● **To be done**
Please quote every line word for word.
-----
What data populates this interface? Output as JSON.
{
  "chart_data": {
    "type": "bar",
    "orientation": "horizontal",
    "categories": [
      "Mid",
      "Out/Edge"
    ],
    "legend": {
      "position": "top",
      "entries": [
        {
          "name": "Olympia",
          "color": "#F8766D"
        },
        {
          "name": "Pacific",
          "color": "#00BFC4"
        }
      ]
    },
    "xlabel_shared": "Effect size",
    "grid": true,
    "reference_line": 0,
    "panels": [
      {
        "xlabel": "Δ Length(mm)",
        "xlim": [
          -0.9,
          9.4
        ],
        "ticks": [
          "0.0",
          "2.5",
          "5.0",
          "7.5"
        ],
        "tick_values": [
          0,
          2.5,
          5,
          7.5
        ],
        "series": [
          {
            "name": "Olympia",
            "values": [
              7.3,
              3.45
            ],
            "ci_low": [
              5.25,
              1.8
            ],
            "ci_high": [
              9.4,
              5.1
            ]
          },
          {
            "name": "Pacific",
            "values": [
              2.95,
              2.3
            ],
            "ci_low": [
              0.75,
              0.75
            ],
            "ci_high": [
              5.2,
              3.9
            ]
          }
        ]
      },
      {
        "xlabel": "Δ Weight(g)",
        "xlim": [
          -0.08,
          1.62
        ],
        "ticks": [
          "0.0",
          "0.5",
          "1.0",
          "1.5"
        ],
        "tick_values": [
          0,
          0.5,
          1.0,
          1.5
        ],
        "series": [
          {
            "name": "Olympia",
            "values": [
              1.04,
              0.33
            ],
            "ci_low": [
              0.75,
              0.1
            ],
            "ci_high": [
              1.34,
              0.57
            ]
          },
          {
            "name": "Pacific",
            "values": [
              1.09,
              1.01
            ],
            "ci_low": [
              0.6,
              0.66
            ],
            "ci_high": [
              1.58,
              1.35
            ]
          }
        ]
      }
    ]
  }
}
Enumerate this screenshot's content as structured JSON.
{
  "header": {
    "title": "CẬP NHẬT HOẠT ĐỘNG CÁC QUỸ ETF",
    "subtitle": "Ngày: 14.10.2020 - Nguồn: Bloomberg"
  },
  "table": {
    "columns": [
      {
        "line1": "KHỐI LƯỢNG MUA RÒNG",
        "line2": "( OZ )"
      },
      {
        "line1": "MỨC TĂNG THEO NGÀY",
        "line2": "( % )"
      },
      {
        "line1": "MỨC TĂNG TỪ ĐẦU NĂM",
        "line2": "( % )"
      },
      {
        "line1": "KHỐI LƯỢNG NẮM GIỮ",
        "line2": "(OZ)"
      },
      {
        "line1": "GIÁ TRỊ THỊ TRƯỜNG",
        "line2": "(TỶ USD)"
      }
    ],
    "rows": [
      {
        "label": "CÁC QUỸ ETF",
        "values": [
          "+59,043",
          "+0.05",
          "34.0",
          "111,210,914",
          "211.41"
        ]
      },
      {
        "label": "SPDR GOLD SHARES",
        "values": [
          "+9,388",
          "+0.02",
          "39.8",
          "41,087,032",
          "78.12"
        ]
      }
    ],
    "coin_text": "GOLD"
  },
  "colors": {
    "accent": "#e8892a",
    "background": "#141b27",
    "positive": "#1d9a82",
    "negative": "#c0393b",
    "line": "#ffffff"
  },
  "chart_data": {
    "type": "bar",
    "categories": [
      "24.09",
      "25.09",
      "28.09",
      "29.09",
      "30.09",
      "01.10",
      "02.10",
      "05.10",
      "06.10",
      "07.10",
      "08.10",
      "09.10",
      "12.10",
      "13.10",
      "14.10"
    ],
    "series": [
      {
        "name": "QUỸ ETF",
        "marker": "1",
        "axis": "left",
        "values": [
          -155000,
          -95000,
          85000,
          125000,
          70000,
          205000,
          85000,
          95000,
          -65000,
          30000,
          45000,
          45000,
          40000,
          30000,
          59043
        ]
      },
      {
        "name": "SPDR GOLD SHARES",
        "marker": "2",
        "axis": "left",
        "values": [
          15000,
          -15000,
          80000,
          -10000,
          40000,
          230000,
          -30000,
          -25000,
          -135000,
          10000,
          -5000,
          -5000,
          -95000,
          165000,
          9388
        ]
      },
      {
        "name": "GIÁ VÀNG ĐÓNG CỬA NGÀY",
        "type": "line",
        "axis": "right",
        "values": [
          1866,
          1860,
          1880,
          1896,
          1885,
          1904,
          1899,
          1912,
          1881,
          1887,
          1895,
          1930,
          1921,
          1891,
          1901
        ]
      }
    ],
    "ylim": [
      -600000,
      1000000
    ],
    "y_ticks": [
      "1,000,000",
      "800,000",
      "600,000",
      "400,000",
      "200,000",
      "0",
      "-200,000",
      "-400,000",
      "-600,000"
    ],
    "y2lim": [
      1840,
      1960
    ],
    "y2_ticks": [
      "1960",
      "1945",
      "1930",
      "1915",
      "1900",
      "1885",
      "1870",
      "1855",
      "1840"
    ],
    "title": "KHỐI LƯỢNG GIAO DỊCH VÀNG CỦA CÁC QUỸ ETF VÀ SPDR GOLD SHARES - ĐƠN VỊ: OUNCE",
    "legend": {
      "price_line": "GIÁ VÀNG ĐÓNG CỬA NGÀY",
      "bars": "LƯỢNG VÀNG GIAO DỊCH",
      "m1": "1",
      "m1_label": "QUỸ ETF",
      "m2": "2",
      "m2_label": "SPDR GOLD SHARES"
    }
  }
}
-----
● **Solution to this problem**
What data populates this interface? Output as JSON.
{
  "chart_data": {
    "type": "bar",
    "orientation": "horizontal",
    "categories": [
      "Mid",
      "Out/Edge"
    ],
    "legend": {
      "position": "top",
      "entries": [
        {
          "name": "Olympia",
          "color": "#F8766D"
        },
        {
          "name": "Pacific",
          "color": "#00BFC4"
        }
      ]
    },
    "xlabel_shared": "Effect size",
    "grid": true,
    "reference_line": 0,
    "panels": [
      {
        "xlabel": "Δ Length(mm)",
        "xlim": [
          -0.9,
          9.4
        ],
        "ticks": [
          "0.0",
          "2.5",
          "5.0",
          "7.5"
        ],
        "tick_values": [
          0,
          2.5,
          5,
          7.5
        ],
        "series": [
          {
            "name": "Olympia",
            "values": [
              7.3,
              3.45
            ],
            "ci_low": [
              5.25,
              1.8
            ],
            "ci_high": [
              9.4,
              5.1
            ]
          },
          {
            "name": "Pacific",
            "values": [
              2.95,
              2.3
            ],
            "ci_low": [
              0.75,
              0.75
            ],
            "ci_high": [
              5.2,
              3.9
            ]
          }
        ]
      },
      {
        "xlabel": "Δ Weight(g)",
        "xlim": [
          -0.08,
          1.62
        ],
        "ticks": [
          "0.0",
          "0.5",
          "1.0",
          "1.5"
        ],
        "tick_values": [
          0,
          0.5,
          1.0,
          1.5
        ],
        "series": [
          {
            "name": "Olympia",
            "values": [
              1.04,
              0.33
            ],
            "ci_low": [
              0.75,
              0.1
            ],
            "ci_high": [
              1.34,
              0.57
            ]
          },
          {
            "name": "Pacific",
            "values": [
              1.09,
              1.01
            ],
            "ci_low": [
              0.6,
              0.66
            ],
            "ci_high": [
              1.58,
              1.35
            ]
          }
        ]
      }
    ]
  }
}
Enumerate this screenshot's content as structured JSON.
{
  "header": {
    "title": "CẬP NHẬT HOẠT ĐỘNG CÁC QUỸ ETF",
    "subtitle": "Ngày: 14.10.2020 - Nguồn: Bloomberg"
  },
  "table": {
    "columns": [
      {
        "line1": "KHỐI LƯỢNG MUA RÒNG",
        "line2": "( OZ )"
      },
      {
        "line1": "MỨC TĂNG THEO NGÀY",
        "line2": "( % )"
      },
      {
        "line1": "MỨC TĂNG TỪ ĐẦU NĂM",
        "line2": "( % )"
      },
      {
        "line1": "KHỐI LƯỢNG NẮM GIỮ",
        "line2": "(OZ)"
      },
      {
        "line1": "GIÁ TRỊ THỊ TRƯỜNG",
        "line2": "(TỶ USD)"
      }
    ],
    "rows": [
      {
        "label": "CÁC QUỸ ETF",
        "values": [
          "+59,043",
          "+0.05",
          "34.0",
          "111,210,914",
          "211.41"
        ]
      },
      {
        "label": "SPDR GOLD SHARES",
        "values": [
          "+9,388",
          "+0.02",
          "39.8",
          "41,087,032",
          "78.12"
        ]
      }
    ],
    "coin_text": "GOLD"
  },
  "colors": {
    "accent": "#e8892a",
    "background": "#141b27",
    "positive": "#1d9a82",
    "negative": "#c0393b",
    "line": "#ffffff"
  },
  "chart_data": {
    "type": "bar",
    "categories": [
      "24.09",
      "25.09",
      "28.09",
      "29.09",
      "30.09",
      "01.10",
      "02.10",
      "05.10",
      "06.10",
      "07.10",
      "08.10",
      "09.10",
      "12.10",
      "13.10",
      "14.10"
    ],
    "series": [
      {
        "name": "QUỸ ETF",
        "marker": "1",
        "axis": "left",
        "values": [
          -155000,
          -95000,
          85000,
          125000,
          70000,
          205000,
          85000,
          95000,
          -65000,
          30000,
          45000,
          45000,
          40000,
          30000,
          59043
        ]
      },
      {
        "name": "SPDR GOLD SHARES",
        "marker": "2",
        "axis": "left",
        "values": [
          15000,
          -15000,
          80000,
          -10000,
          40000,
          230000,
          -30000,
          -25000,
          -135000,
          10000,
          -5000,
          -5000,
          -95000,
          165000,
          9388
        ]
      },
      {
        "name": "GIÁ VÀNG ĐÓNG CỬA NGÀY",
        "type": "line",
        "axis": "right",
        "values": [
          1866,
          1860,
          1880,
          1896,
          1885,
          1904,
          1899,
          1912,
          1881,
          1887,
          1895,
          1930,
          1921,
          1891,
          1901
        ]
      }
    ],
    "ylim": [
      -600000,
      1000000
    ],
    "y_ticks": [
      "1,000,000",
      "800,000",
      "600,000",
      "400,000",
      "200,000",
      "0",
      "-200,000",
      "-400,000",
      "-600,000"
    ],
    "y2lim": [
      1840,
      1960
    ],
    "y2_ticks": [
      "1960",
      "1945",
      "1930",
      "1915",
      "1900",
      "1885",
      "1870",
      "1855",
      "1840"
    ],
    "title": "KHỐI LƯỢNG GIAO DỊCH VÀNG CỦA CÁC QUỸ ETF VÀ SPDR GOLD SHARES - ĐƠN VỊ: OUNCE",
    "legend": {
      "price_line": "GIÁ VÀNG ĐÓNG CỬA NGÀY",
      "bars": "LƯỢNG VÀNG GIAO DỊCH",
      "m1": "1",
      "m1_label": "QUỸ ETF",
      "m2": "2",
      "m2_label": "SPDR GOLD SHARES"
    }
  }
}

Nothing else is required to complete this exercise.